» Description of the task:
Report how many lines of the listing below include the word "mode". Give nothing but the number.
################
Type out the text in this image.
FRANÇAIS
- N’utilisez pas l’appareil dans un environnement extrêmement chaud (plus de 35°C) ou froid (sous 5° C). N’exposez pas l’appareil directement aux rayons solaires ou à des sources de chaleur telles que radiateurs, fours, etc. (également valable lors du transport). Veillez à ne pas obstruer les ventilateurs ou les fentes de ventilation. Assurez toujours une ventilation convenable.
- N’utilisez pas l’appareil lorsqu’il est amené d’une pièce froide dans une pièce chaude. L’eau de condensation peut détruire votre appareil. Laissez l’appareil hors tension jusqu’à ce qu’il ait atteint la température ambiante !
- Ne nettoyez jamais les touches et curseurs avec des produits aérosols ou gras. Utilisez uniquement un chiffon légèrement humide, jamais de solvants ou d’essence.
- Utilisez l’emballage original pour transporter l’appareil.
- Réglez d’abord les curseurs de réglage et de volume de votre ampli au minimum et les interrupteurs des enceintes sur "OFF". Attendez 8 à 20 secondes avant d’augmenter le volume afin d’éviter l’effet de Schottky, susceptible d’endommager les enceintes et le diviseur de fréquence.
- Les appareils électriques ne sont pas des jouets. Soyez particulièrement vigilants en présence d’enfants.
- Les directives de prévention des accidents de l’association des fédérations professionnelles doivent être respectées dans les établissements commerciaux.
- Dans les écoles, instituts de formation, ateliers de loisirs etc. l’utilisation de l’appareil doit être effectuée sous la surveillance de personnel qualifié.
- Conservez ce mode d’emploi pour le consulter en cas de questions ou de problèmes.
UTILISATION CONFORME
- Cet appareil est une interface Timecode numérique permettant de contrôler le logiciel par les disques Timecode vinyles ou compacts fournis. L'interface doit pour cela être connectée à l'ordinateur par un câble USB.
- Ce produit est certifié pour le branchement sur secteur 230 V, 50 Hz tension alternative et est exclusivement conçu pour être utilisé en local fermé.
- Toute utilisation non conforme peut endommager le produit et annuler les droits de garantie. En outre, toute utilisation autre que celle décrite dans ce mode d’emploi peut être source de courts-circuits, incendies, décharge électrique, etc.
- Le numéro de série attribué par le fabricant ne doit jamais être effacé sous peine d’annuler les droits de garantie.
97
################
» Output of the exercise:
2